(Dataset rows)
>> START

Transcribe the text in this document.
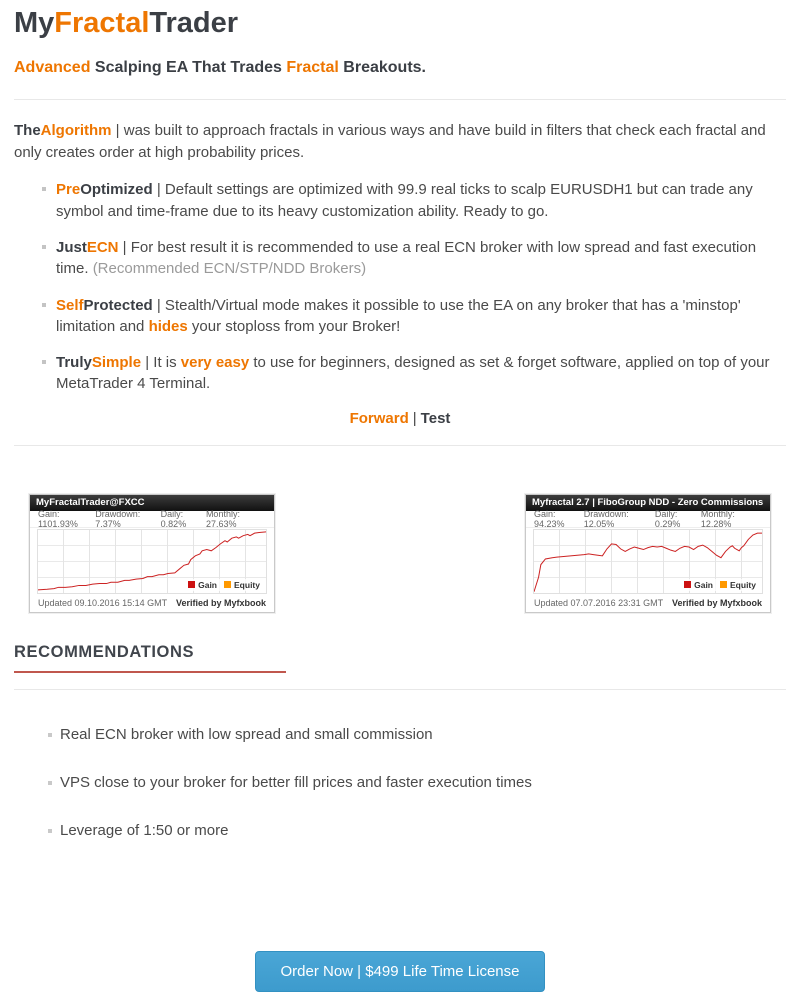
MyFractalTrader

Advanced Scalping EA That Trades Fractal Breakouts.

TheAlgorithm | was built to approach fractals in various ways and have build in filters that check each fractal and only creates order at high probability prices.

PreOptimized | Default settings are optimized with 99.9 real ticks to scalp EURUSDH1 but can trade any symbol and time-frame due to its heavy customization ability. Ready to go.
JustECN | For best result it is recommended to use a real ECN broker with low spread and fast execution time. (Recommended ECN/STP/NDD Brokers)
SelfProtected | Stealth/Virtual mode makes it possible to use the EA on any broker that has a 'minstop' limitation and hides your stoploss from your Broker!
TrulySimple | It is very easy to use for beginners, designed as set & forget software, applied on top of your MetaTrader 4 Terminal.
Forward | Test
MyFractalTrader@FXCC
Gain: 1101.93%
Drawdown: 7.37%
Daily: 0.82%
Monthly: 27.63%
Gain Equity
Updated 09.10.2016 15:14 GMT Verified by Myfxbook
Myfractal 2.7 | FiboGroup NDD - Zero Commissions
Gain: 94.23%
Drawdown: 12.05%
Daily: 0.29%
Monthly: 12.28%
Gain Equity
Updated 07.07.2016 23:31 GMT Verified by Myfxbook
RECOMMENDATIONS
Real ECN broker with low spread and small commission
VPS close to your broker for better fill prices and faster execution times
Leverage of 1:50 or more
Order Now | $499 Life Time License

>> END

Copy out each line of the records that holds the string "Gain".

THE REPLY:
Gain: 1101.93%
Gain Equity
Gain: 94.23%
Gain Equity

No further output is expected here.